** GIVEN DATA **
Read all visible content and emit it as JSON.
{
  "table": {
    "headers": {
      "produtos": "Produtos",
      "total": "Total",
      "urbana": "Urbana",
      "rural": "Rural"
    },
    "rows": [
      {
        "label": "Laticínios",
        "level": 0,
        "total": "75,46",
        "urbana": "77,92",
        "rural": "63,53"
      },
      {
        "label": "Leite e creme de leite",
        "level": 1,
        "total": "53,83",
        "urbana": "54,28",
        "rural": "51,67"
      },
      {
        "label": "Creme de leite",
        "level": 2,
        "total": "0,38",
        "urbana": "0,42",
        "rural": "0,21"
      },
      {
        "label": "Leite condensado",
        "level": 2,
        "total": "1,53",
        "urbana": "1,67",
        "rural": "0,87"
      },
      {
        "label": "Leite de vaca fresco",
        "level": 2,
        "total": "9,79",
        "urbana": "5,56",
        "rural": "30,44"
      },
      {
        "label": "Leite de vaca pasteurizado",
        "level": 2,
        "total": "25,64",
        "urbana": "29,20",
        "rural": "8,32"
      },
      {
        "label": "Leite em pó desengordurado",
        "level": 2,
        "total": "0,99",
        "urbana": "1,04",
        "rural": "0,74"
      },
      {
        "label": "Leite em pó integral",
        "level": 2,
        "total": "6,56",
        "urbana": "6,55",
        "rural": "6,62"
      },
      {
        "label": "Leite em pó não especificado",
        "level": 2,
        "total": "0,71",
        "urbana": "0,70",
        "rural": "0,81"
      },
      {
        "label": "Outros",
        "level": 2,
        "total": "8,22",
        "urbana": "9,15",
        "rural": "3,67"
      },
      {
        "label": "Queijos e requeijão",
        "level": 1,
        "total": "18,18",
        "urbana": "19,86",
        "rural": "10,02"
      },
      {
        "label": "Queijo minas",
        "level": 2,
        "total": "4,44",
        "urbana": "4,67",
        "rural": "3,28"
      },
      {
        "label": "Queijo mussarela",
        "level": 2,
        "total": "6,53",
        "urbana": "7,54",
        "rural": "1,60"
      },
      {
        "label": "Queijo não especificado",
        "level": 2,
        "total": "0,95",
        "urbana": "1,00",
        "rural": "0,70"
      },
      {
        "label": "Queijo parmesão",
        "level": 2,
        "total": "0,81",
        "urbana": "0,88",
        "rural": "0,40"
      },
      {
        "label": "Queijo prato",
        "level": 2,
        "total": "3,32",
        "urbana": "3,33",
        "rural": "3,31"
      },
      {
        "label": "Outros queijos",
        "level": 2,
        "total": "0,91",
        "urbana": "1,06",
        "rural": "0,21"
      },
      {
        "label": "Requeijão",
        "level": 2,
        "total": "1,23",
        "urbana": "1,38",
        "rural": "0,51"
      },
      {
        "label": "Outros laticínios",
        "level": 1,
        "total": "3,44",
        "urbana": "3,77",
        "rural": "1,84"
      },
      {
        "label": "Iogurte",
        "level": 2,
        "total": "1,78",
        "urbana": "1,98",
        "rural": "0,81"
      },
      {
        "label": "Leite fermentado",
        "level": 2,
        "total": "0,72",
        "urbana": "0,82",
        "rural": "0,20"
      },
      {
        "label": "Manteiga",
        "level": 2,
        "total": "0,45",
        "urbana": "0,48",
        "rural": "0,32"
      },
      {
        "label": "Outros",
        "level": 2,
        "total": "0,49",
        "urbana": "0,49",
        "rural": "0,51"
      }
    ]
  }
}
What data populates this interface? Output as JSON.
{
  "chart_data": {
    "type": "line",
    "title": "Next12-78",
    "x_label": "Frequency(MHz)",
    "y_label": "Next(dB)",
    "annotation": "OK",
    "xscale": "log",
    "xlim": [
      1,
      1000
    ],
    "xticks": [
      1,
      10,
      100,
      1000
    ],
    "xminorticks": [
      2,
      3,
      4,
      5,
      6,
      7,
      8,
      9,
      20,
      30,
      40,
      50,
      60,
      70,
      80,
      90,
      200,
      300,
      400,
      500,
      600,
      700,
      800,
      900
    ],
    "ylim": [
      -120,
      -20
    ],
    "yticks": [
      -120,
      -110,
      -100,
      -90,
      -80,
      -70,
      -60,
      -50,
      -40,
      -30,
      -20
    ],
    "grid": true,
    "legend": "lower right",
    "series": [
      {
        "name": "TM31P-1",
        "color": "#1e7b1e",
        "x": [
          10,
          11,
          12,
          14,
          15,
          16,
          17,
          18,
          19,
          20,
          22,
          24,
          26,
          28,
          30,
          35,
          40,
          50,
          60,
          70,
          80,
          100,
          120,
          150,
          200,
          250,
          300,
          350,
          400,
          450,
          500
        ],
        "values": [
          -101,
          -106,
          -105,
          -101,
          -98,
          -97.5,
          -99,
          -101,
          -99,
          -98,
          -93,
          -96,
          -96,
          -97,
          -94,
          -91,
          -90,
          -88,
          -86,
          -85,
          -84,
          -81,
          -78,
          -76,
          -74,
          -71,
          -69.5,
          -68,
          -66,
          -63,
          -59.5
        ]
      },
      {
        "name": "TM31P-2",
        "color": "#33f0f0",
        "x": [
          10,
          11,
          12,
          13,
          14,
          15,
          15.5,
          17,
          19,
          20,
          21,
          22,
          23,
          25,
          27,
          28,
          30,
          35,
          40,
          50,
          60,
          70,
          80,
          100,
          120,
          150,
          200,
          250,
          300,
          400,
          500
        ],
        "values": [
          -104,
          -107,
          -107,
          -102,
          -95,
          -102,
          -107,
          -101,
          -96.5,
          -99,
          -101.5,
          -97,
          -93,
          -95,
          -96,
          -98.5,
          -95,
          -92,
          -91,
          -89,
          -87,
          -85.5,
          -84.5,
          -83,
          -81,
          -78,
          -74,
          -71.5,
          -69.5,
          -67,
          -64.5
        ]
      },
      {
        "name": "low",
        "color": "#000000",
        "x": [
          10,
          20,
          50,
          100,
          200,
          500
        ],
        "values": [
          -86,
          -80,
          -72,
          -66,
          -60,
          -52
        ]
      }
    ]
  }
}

** TASK TO COMPLETE **
Your task is to transcribe the material exactly.

** CORRECT RESPONSE **
Read all visible content and emit it as JSON.
{
  "table": {
    "headers": {
      "produtos": "Produtos",
      "total": "Total",
      "urbana": "Urbana",
      "rural": "Rural"
    },
    "rows": [
      {
        "label": "Laticínios",
        "level": 0,
        "total": "75,46",
        "urbana": "77,92",
        "rural": "63,53"
      },
      {
        "label": "Leite e creme de leite",
        "level": 1,
        "total": "53,83",
        "urbana": "54,28",
        "rural": "51,67"
      },
      {
        "label": "Creme de leite",
        "level": 2,
        "total": "0,38",
        "urbana": "0,42",
        "rural": "0,21"
      },
      {
        "label": "Leite condensado",
        "level": 2,
        "total": "1,53",
        "urbana": "1,67",
        "rural": "0,87"
      },
      {
        "label": "Leite de vaca fresco",
        "level": 2,
        "total": "9,79",
        "urbana": "5,56",
        "rural": "30,44"
      },
      {
        "label": "Leite de vaca pasteurizado",
        "level": 2,
        "total": "25,64",
        "urbana": "29,20",
        "rural": "8,32"
      },
      {
        "label": "Leite em pó desengordurado",
        "level": 2,
        "total": "0,99",
        "urbana": "1,04",
        "rural": "0,74"
      },
      {
        "label": "Leite em pó integral",
        "level": 2,
        "total": "6,56",
        "urbana": "6,55",
        "rural": "6,62"
      },
      {
        "label": "Leite em pó não especificado",
        "level": 2,
        "total": "0,71",
        "urbana": "0,70",
        "rural": "0,81"
      },
      {
        "label": "Outros",
        "level": 2,
        "total": "8,22",
        "urbana": "9,15",
        "rural": "3,67"
      },
      {
        "label": "Queijos e requeijão",
        "level": 1,
        "total": "18,18",
        "urbana": "19,86",
        "rural": "10,02"
      },
      {
        "label": "Queijo minas",
        "level": 2,
        "total": "4,44",
        "urbana": "4,67",
        "rural": "3,28"
      },
      {
        "label": "Queijo mussarela",
        "level": 2,
        "total": "6,53",
        "urbana": "7,54",
        "rural": "1,60"
      },
      {
        "label": "Queijo não especificado",
        "level": 2,
        "total": "0,95",
        "urbana": "1,00",
        "rural": "0,70"
      },
      {
        "label": "Queijo parmesão",
        "level": 2,
        "total": "0,81",
        "urbana": "0,88",
        "rural": "0,40"
      },
      {
        "label": "Queijo prato",
        "level": 2,
        "total": "3,32",
        "urbana": "3,33",
        "rural": "3,31"
      },
      {
        "label": "Outros queijos",
        "level": 2,
        "total": "0,91",
        "urbana": "1,06",
        "rural": "0,21"
      },
      {
        "label": "Requeijão",
        "level": 2,
        "total": "1,23",
        "urbana": "1,38",
        "rural": "0,51"
      },
      {
        "label": "Outros laticínios",
        "level": 1,
        "total": "3,44",
        "urbana": "3,77",
        "rural": "1,84"
      },
      {
        "label": "Iogurte",
        "level": 2,
        "total": "1,78",
        "urbana": "1,98",
        "rural": "0,81"
      },
      {
        "label": "Leite fermentado",
        "level": 2,
        "total": "0,72",
        "urbana": "0,82",
        "rural": "0,20"
      },
      {
        "label": "Manteiga",
        "level": 2,
        "total": "0,45",
        "urbana": "0,48",
        "rural": "0,32"
      },
      {
        "label": "Outros",
        "level": 2,
        "total": "0,49",
        "urbana": "0,49",
        "rural": "0,51"
      }
    ]
  }
}
What data populates this interface? Output as JSON.
{
  "chart_data": {
    "type": "line",
    "title": "Next12-78",
    "x_label": "Frequency(MHz)",
    "y_label": "Next(dB)",
    "annotation": "OK",
    "xscale": "log",
    "xlim": [
      1,
      1000
    ],
    "xticks": [
      1,
      10,
      100,
      1000
    ],
    "xminorticks": [
      2,
      3,
      4,
      5,
      6,
      7,
      8,
      9,
      20,
      30,
      40,
      50,
      60,
      70,
      80,
      90,
      200,
      300,
      400,
      500,
      600,
      700,
      800,
      900
    ],
    "ylim": [
      -120,
      -20
    ],
    "yticks": [
      -120,
      -110,
      -100,
      -90,
      -80,
      -70,
      -60,
      -50,
      -40,
      -30,
      -20
    ],
    "grid": true,
    "legend": "lower right",
    "series": [
      {
        "name": "TM31P-1",
        "color": "#1e7b1e",
        "x": [
          10,
          11,
          12,
          14,
          15,
          16,
          17,
          18,
          19,
          20,
          22,
          24,
          26,
          28,
          30,
          35,
          40,
          50,
          60,
          70,
          80,
          100,
          120,
          150,
          200,
          250,
          300,
          350,
          400,
          450,
          500
        ],
        "values": [
          -101,
          -106,
          -105,
          -101,
          -98,
          -97.5,
          -99,
          -101,
          -99,
          -98,
          -93,
          -96,
          -96,
          -97,
          -94,
          -91,
          -90,
          -88,
          -86,
          -85,
          -84,
          -81,
          -78,
          -76,
          -74,
          -71,
          -69.5,
          -68,
          -66,
          -63,
          -59.5
        ]
      },
      {
        "name": "TM31P-2",
        "color": "#33f0f0",
        "x": [
          10,
          11,
          12,
          13,
          14,
          15,
          15.5,
          17,
          19,
          20,
          21,
          22,
          23,
          25,
          27,
          28,
          30,
          35,
          40,
          50,
          60,
          70,
          80,
          100,
          120,
          150,
          200,
          250,
          300,
          400,
          500
        ],
        "values": [
          -104,
          -107,
          -107,
          -102,
          -95,
          -102,
          -107,
          -101,
          -96.5,
          -99,
          -101.5,
          -97,
          -93,
          -95,
          -96,
          -98.5,
          -95,
          -92,
          -91,
          -89,
          -87,
          -85.5,
          -84.5,
          -83,
          -81,
          -78,
          -74,
          -71.5,
          -69.5,
          -67,
          -64.5
        ]
      },
      {
        "name": "low",
        "color": "#000000",
        "x": [
          10,
          20,
          50,
          100,
          200,
          500
        ],
        "values": [
          -86,
          -80,
          -72,
          -66,
          -60,
          -52
        ]
      }
    ]
  }
}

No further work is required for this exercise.